SET TASK: Copy the rows below, swapping every "row-gridline" for "horizontal-gridline" and keeping everything else the same.

MATERIAL FOR THE TASK:
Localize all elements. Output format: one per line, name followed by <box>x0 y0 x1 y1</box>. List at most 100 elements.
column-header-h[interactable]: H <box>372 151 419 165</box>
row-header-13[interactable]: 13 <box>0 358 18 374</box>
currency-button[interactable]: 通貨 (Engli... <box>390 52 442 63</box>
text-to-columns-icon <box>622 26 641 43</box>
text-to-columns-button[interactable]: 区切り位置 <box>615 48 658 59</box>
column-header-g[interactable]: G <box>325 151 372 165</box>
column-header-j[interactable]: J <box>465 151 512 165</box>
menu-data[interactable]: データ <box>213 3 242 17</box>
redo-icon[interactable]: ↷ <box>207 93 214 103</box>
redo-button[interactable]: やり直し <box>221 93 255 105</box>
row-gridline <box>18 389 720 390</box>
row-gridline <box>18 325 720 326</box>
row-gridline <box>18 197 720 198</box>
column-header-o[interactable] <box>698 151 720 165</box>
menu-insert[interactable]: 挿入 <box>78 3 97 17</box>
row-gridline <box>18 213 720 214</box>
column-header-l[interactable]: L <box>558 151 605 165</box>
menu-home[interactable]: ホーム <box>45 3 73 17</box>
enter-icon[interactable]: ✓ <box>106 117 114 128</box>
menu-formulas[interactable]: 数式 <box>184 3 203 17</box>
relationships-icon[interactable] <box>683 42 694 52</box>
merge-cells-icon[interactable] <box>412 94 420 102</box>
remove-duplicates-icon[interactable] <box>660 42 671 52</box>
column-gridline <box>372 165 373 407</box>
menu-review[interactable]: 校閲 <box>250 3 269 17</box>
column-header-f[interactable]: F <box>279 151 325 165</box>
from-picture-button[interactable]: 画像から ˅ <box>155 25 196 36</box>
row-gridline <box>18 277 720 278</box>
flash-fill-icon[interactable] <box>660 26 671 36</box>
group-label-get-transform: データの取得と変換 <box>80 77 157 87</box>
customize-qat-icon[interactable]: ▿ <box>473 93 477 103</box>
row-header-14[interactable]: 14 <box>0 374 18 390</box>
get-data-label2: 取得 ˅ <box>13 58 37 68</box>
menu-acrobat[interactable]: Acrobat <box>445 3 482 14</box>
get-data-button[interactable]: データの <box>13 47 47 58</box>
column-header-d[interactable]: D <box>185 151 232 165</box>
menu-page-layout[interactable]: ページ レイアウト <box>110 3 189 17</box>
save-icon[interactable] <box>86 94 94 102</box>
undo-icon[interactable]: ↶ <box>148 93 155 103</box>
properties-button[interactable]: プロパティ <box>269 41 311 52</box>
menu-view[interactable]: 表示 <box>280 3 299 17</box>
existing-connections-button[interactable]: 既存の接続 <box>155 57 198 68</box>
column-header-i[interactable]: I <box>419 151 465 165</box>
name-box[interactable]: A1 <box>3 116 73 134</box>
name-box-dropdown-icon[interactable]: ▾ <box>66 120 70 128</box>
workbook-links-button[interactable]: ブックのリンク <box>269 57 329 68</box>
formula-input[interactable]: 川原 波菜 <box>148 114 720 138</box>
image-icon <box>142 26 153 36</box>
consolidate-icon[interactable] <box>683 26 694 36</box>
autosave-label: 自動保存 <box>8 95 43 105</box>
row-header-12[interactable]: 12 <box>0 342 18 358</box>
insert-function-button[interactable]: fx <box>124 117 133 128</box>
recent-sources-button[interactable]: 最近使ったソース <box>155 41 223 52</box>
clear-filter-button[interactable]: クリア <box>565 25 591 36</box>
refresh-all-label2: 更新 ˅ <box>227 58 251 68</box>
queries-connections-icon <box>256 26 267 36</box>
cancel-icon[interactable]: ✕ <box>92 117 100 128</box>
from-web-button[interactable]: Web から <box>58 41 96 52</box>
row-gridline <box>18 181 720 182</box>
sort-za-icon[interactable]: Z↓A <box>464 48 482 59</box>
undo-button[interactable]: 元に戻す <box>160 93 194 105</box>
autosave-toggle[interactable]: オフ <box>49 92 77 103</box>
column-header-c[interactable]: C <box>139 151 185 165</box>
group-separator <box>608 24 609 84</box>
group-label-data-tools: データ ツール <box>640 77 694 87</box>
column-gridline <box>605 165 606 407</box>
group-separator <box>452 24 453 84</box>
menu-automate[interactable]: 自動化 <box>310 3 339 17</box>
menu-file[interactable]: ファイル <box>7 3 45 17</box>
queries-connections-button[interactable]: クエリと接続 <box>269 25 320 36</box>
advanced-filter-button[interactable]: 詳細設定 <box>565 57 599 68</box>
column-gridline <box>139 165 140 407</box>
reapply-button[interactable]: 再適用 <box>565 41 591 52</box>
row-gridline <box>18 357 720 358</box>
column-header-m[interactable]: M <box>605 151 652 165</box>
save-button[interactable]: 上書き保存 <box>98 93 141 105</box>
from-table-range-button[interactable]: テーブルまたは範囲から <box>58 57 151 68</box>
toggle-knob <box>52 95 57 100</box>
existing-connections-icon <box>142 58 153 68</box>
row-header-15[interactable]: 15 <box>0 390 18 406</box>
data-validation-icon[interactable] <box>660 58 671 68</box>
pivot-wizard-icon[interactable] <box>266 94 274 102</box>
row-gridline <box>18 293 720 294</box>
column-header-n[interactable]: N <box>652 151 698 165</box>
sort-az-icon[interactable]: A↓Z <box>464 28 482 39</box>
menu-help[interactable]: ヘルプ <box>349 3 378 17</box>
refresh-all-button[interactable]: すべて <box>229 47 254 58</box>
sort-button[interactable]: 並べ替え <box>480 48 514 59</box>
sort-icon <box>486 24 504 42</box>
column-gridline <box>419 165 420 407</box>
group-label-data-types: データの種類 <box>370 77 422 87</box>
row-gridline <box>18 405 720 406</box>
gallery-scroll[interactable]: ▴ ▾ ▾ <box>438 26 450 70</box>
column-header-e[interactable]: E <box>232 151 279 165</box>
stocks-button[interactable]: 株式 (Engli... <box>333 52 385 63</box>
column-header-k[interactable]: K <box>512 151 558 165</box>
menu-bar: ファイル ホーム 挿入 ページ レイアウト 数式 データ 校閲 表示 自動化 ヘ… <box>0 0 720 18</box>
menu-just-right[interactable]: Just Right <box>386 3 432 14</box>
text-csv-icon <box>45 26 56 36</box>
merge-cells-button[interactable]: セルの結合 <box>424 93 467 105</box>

FINAL RESULT:
Localize all elements. Output format: one per line, name followed by <box>x0 y0 x1 y1</box>. List at most 100 elements.
column-header-h[interactable]: H <box>372 151 419 165</box>
row-header-13[interactable]: 13 <box>0 358 18 374</box>
currency-button[interactable]: 通貨 (Engli... <box>390 52 442 63</box>
text-to-columns-icon <box>622 26 641 43</box>
text-to-columns-button[interactable]: 区切り位置 <box>615 48 658 59</box>
column-header-g[interactable]: G <box>325 151 372 165</box>
column-header-j[interactable]: J <box>465 151 512 165</box>
menu-data[interactable]: データ <box>213 3 242 17</box>
redo-icon[interactable]: ↷ <box>207 93 214 103</box>
redo-button[interactable]: やり直し <box>221 93 255 105</box>
horizontal-gridline <box>18 389 720 390</box>
horizontal-gridline <box>18 325 720 326</box>
horizontal-gridline <box>18 197 720 198</box>
column-header-o[interactable] <box>698 151 720 165</box>
menu-insert[interactable]: 挿入 <box>78 3 97 17</box>
horizontal-gridline <box>18 213 720 214</box>
column-header-l[interactable]: L <box>558 151 605 165</box>
menu-home[interactable]: ホーム <box>45 3 73 17</box>
enter-icon[interactable]: ✓ <box>106 117 114 128</box>
menu-formulas[interactable]: 数式 <box>184 3 203 17</box>
relationships-icon[interactable] <box>683 42 694 52</box>
merge-cells-icon[interactable] <box>412 94 420 102</box>
remove-duplicates-icon[interactable] <box>660 42 671 52</box>
column-gridline <box>372 165 373 407</box>
menu-review[interactable]: 校閲 <box>250 3 269 17</box>
column-header-f[interactable]: F <box>279 151 325 165</box>
from-picture-button[interactable]: 画像から ˅ <box>155 25 196 36</box>
horizontal-gridline <box>18 277 720 278</box>
flash-fill-icon[interactable] <box>660 26 671 36</box>
group-label-get-transform: データの取得と変換 <box>80 77 157 87</box>
customize-qat-icon[interactable]: ▿ <box>473 93 477 103</box>
row-header-14[interactable]: 14 <box>0 374 18 390</box>
get-data-label2: 取得 ˅ <box>13 58 37 68</box>
menu-acrobat[interactable]: Acrobat <box>445 3 482 14</box>
get-data-button[interactable]: データの <box>13 47 47 58</box>
column-header-d[interactable]: D <box>185 151 232 165</box>
menu-page-layout[interactable]: ページ レイアウト <box>110 3 189 17</box>
save-icon[interactable] <box>86 94 94 102</box>
undo-icon[interactable]: ↶ <box>148 93 155 103</box>
properties-button[interactable]: プロパティ <box>269 41 311 52</box>
menu-view[interactable]: 表示 <box>280 3 299 17</box>
existing-connections-button[interactable]: 既存の接続 <box>155 57 198 68</box>
column-header-i[interactable]: I <box>419 151 465 165</box>
name-box[interactable]: A1 <box>3 116 73 134</box>
name-box-dropdown-icon[interactable]: ▾ <box>66 120 70 128</box>
workbook-links-button[interactable]: ブックのリンク <box>269 57 329 68</box>
formula-input[interactable]: 川原 波菜 <box>148 114 720 138</box>
image-icon <box>142 26 153 36</box>
consolidate-icon[interactable] <box>683 26 694 36</box>
autosave-label: 自動保存 <box>8 95 43 105</box>
row-header-12[interactable]: 12 <box>0 342 18 358</box>
insert-function-button[interactable]: fx <box>124 117 133 128</box>
recent-sources-button[interactable]: 最近使ったソース <box>155 41 223 52</box>
clear-filter-button[interactable]: クリア <box>565 25 591 36</box>
refresh-all-label2: 更新 ˅ <box>227 58 251 68</box>
queries-connections-icon <box>256 26 267 36</box>
cancel-icon[interactable]: ✕ <box>92 117 100 128</box>
from-web-button[interactable]: Web から <box>58 41 96 52</box>
horizontal-gridline <box>18 181 720 182</box>
sort-za-icon[interactable]: Z↓A <box>464 48 482 59</box>
undo-button[interactable]: 元に戻す <box>160 93 194 105</box>
autosave-toggle[interactable]: オフ <box>49 92 77 103</box>
column-header-c[interactable]: C <box>139 151 185 165</box>
group-separator <box>608 24 609 84</box>
group-label-data-tools: データ ツール <box>640 77 694 87</box>
column-gridline <box>605 165 606 407</box>
group-separator <box>452 24 453 84</box>
menu-automate[interactable]: 自動化 <box>310 3 339 17</box>
menu-file[interactable]: ファイル <box>7 3 45 17</box>
queries-connections-button[interactable]: クエリと接続 <box>269 25 320 36</box>
advanced-filter-button[interactable]: 詳細設定 <box>565 57 599 68</box>
column-gridline <box>139 165 140 407</box>
reapply-button[interactable]: 再適用 <box>565 41 591 52</box>
horizontal-gridline <box>18 357 720 358</box>
column-header-m[interactable]: M <box>605 151 652 165</box>
save-button[interactable]: 上書き保存 <box>98 93 141 105</box>
from-table-range-button[interactable]: テーブルまたは範囲から <box>58 57 151 68</box>
toggle-knob <box>52 95 57 100</box>
existing-connections-icon <box>142 58 153 68</box>
row-header-15[interactable]: 15 <box>0 390 18 406</box>
data-validation-icon[interactable] <box>660 58 671 68</box>
pivot-wizard-icon[interactable] <box>266 94 274 102</box>
horizontal-gridline <box>18 293 720 294</box>
column-header-n[interactable]: N <box>652 151 698 165</box>
sort-az-icon[interactable]: A↓Z <box>464 28 482 39</box>
menu-help[interactable]: ヘルプ <box>349 3 378 17</box>
refresh-all-button[interactable]: すべて <box>229 47 254 58</box>
sort-button[interactable]: 並べ替え <box>480 48 514 59</box>
sort-icon <box>486 24 504 42</box>
column-gridline <box>419 165 420 407</box>
group-label-data-types: データの種類 <box>370 77 422 87</box>
horizontal-gridline <box>18 405 720 406</box>
gallery-scroll[interactable]: ▴ ▾ ▾ <box>438 26 450 70</box>
column-header-e[interactable]: E <box>232 151 279 165</box>
stocks-button[interactable]: 株式 (Engli... <box>333 52 385 63</box>
column-header-k[interactable]: K <box>512 151 558 165</box>
menu-bar: ファイル ホーム 挿入 ページ レイアウト 数式 データ 校閲 表示 自動化 ヘ… <box>0 0 720 18</box>
menu-just-right[interactable]: Just Right <box>386 3 432 14</box>
text-csv-icon <box>45 26 56 36</box>
merge-cells-button[interactable]: セルの結合 <box>424 93 467 105</box>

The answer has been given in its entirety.